Set exercise
Search the listing below for the string "effect" and copy every line where it occurs.

Dataset entries
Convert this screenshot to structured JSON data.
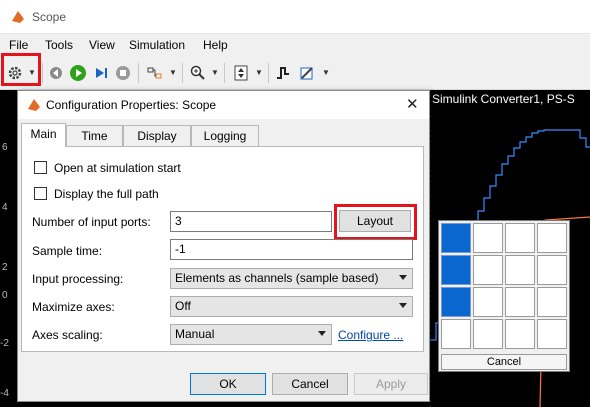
{
  "window": {
    "title": "Scope"
  },
  "menu": [
    "File",
    "Tools",
    "View",
    "Simulation",
    "Help"
  ],
  "plot": {
    "title": "Simulink Converter1, PS-S",
    "y_ticks": [
      "6",
      "4",
      "2",
      "0",
      "-2",
      "-4"
    ]
  },
  "dialog": {
    "title": "Configuration Properties: Scope",
    "tabs": [
      "Main",
      "Time",
      "Display",
      "Logging"
    ],
    "open_at_start_label": "Open at simulation start",
    "full_path_label": "Display the full path",
    "input_ports_label": "Number of input ports:",
    "input_ports_value": "3",
    "layout_button": "Layout",
    "sample_time_label": "Sample time:",
    "sample_time_value": "-1",
    "input_processing_label": "Input processing:",
    "input_processing_value": "Elements as channels (sample based)",
    "maximize_axes_label": "Maximize axes:",
    "maximize_axes_value": "Off",
    "axes_scaling_label": "Axes scaling:",
    "axes_scaling_value": "Manual",
    "configure_link": "Configure ...",
    "ok_button": "OK",
    "cancel_button": "Cancel",
    "apply_button": "Apply"
  },
  "layout_popup": {
    "cancel_label": "Cancel",
    "selected_cells": [
      "r1c1",
      "r2c1",
      "r3c1"
    ]
  },
  "colors": {
    "accent": "#0a67d0",
    "highlight": "#e3141e",
    "signal1": "#3a8cff",
    "signal2": "#ff7a2e"
  }
}
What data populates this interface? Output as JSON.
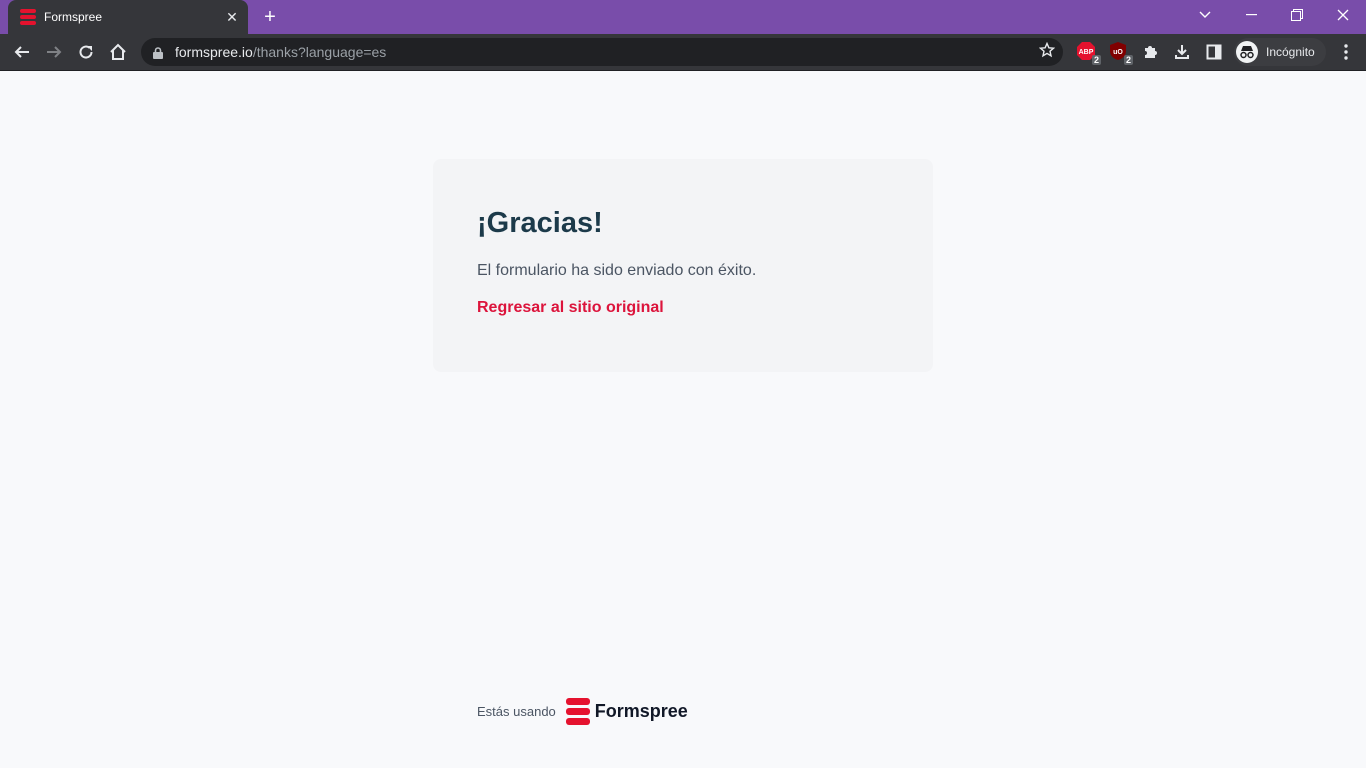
{
  "browser": {
    "tab_title": "Formspree",
    "url_host": "formspree.io",
    "url_path": "/thanks?language=es",
    "profile_label": "Incógnito",
    "extensions": [
      {
        "name": "ABP",
        "badge": "2"
      },
      {
        "name": "uBlock",
        "badge": "2"
      }
    ]
  },
  "page": {
    "heading": "¡Gracias!",
    "message": "El formulario ha sido enviado con éxito.",
    "return_link": "Regresar al sitio original"
  },
  "footer": {
    "using_text": "Estás usando",
    "brand_name": "Formspree"
  },
  "colors": {
    "titlebar": "#794daa",
    "accent": "#dc143c",
    "brand": "#e5122e"
  }
}
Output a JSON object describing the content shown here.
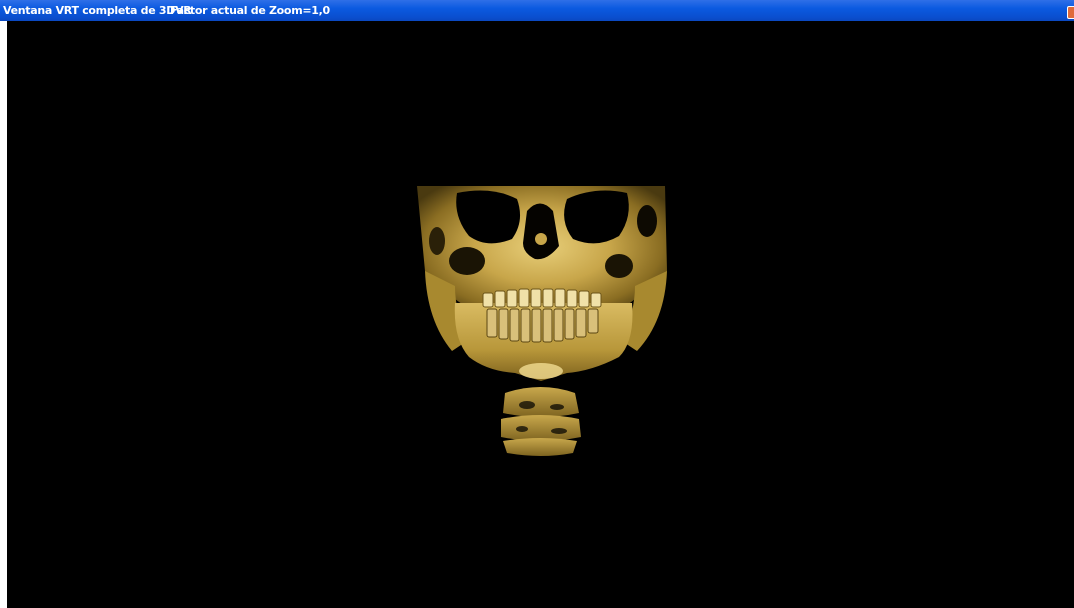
{
  "window": {
    "title": "Ventana VRT completa de 3DVR",
    "zoom_status": "Factor actual de Zoom=1,0"
  },
  "viewport": {
    "render_icon": "skull-3d-volume-render",
    "background_color": "#000000",
    "render_color": "#c8a64a"
  },
  "colors": {
    "titlebar": "#0a54d8",
    "title_text": "#ffffff"
  }
}
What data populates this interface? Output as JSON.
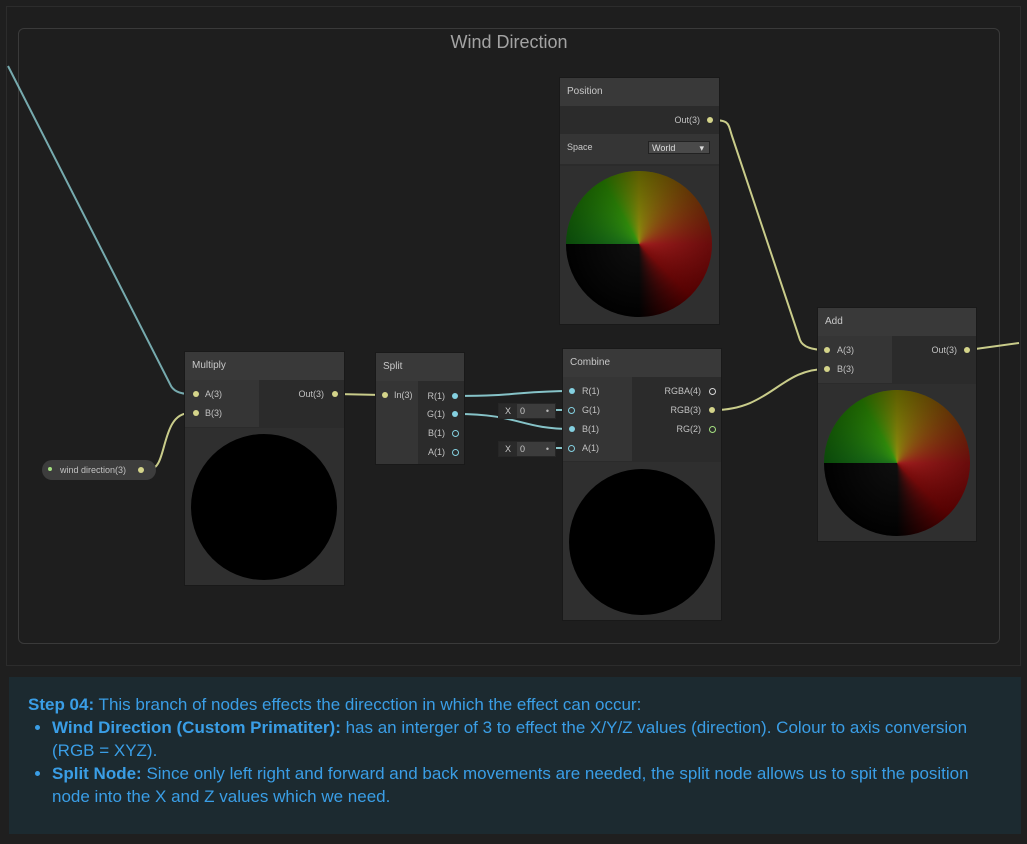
{
  "graph": {
    "group_title": "Wind Direction"
  },
  "nodes": {
    "position": {
      "title": "Position",
      "output": "Out(3)",
      "space_label": "Space",
      "space_value": "World",
      "dropdown_icon": "caret-down-icon"
    },
    "multiply": {
      "title": "Multiply",
      "input_a": "A(3)",
      "input_b": "B(3)",
      "output": "Out(3)"
    },
    "split": {
      "title": "Split",
      "input": "In(3)",
      "out_r": "R(1)",
      "out_g": "G(1)",
      "out_b": "B(1)",
      "out_a": "A(1)"
    },
    "combine": {
      "title": "Combine",
      "in_r": "R(1)",
      "in_g": "G(1)",
      "in_b": "B(1)",
      "in_a": "A(1)",
      "out_rgba": "RGBA(4)",
      "out_rgb": "RGB(3)",
      "out_rg": "RG(2)",
      "g_field_label": "X",
      "g_field_value": "0",
      "a_field_label": "X",
      "a_field_value": "0"
    },
    "add": {
      "title": "Add",
      "input_a": "A(3)",
      "input_b": "B(3)",
      "output": "Out(3)"
    },
    "property": {
      "label": "wind direction(3)"
    }
  },
  "colors": {
    "vector3_wire": "#c9cc8a",
    "float_wire": "#86c3c8",
    "info_text": "#3a9ee6"
  },
  "info": {
    "step_label": "Step 04:",
    "step_text": " This branch of nodes effects the direcction in which the effect can occur:",
    "bullets": [
      {
        "bold": "Wind Direction (Custom Primatiter):",
        "text": " has an interger of 3 to effect the X/Y/Z values (direction). Colour to axis conversion (RGB = XYZ)."
      },
      {
        "bold": "Split Node:",
        "text": " Since only left right and forward and back movements are needed, the split node allows us to spit the position node into the X and Z values which we need."
      }
    ]
  }
}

Response to the exercise
    "step_text": " This branch of nodes effects the direcction in which the effect can occur:",
        "text": " has an interger of 3 to effect the X/Y/Z values (direction). Colour to axis conversion (RGB = XYZ)."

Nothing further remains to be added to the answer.